====== Data rows ======
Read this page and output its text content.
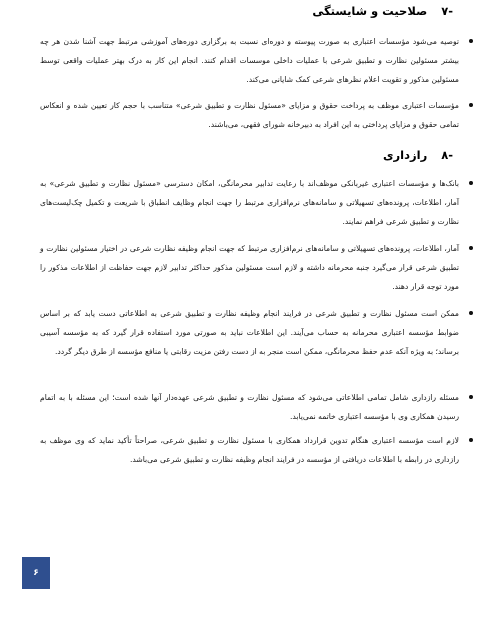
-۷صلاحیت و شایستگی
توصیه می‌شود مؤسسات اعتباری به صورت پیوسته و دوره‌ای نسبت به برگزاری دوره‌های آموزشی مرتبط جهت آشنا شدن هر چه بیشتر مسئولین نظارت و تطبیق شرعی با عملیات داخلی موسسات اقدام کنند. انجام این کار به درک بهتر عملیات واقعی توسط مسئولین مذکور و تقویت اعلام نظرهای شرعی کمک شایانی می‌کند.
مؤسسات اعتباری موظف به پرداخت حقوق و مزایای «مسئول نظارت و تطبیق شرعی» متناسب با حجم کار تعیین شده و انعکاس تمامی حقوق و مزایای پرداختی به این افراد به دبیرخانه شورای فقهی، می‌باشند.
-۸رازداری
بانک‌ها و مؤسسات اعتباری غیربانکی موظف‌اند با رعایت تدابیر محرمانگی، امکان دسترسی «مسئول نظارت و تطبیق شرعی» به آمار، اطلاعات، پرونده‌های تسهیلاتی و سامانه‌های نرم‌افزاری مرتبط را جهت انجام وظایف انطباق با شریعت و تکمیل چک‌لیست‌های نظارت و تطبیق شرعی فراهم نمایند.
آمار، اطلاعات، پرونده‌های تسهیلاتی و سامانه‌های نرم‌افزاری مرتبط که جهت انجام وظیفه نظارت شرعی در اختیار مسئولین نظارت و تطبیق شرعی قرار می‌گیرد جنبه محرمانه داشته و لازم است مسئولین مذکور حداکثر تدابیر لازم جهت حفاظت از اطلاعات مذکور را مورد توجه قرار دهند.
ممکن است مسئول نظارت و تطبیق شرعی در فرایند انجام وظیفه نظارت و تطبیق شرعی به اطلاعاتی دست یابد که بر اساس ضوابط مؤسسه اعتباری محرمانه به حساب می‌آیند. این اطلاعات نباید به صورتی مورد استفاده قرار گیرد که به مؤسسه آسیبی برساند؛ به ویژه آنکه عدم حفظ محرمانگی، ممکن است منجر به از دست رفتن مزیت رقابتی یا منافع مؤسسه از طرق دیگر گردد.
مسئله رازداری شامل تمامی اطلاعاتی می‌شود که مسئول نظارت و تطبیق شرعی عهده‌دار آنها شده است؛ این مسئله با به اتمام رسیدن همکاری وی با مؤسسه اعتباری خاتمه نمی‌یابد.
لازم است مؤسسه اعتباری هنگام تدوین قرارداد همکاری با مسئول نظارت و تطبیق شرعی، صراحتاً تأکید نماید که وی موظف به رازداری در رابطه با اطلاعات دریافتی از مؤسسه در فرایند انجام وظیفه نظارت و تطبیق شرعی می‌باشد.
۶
======
====== Data rows ======
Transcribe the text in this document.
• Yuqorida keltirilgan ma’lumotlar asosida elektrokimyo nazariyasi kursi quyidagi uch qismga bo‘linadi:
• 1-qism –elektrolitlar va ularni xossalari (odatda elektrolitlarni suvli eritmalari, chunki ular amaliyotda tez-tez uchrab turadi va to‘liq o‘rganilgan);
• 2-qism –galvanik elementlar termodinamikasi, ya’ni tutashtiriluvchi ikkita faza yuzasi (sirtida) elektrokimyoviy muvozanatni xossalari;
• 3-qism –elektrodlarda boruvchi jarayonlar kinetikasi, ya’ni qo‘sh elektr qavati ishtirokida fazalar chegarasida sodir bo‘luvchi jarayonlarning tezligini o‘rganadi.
======
====== Data rows ======
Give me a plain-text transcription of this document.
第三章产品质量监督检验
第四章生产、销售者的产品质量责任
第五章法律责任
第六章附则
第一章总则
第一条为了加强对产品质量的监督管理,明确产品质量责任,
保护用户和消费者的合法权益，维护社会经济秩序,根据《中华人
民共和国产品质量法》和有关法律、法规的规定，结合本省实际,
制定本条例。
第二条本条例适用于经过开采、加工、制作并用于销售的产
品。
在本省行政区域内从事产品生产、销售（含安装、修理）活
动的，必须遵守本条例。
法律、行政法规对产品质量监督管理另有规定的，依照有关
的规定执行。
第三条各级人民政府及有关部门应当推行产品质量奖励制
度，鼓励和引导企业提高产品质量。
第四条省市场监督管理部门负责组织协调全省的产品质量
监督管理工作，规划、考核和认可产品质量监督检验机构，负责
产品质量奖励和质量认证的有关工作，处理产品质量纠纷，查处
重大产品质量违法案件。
======
Above are the records. Identify each line that contains the word "گیرد".

§ Full response:
آمار، اطلاعات، پرونده‌های تسهیلاتی و سامانه‌های نرم‌افزاری مرتبط که جهت انجام وظیفه نظارت شرعی در اختیار مسئولین نظارت و تطبیق شرعی قرار می‌گیرد جنبه محرمانه داشته و لازم است مسئولین مذکور حداکثر تدابیر لازم جهت حفاظت از اطلاعات مذکور را مورد توجه قرار دهند.
ممکن است مسئول نظارت و تطبیق شرعی در فرایند انجام وظیفه نظارت و تطبیق شرعی به اطلاعاتی دست یابد که بر اساس ضوابط مؤسسه اعتباری محرمانه به حساب می‌آیند. این اطلاعات نباید به صورتی مورد استفاده قرار گیرد که به مؤسسه آسیبی برساند؛ به ویژه آنکه عدم حفظ محرمانگی، ممکن است منجر به از دست رفتن مزیت رقابتی یا منافع مؤسسه از طرق دیگر گردد.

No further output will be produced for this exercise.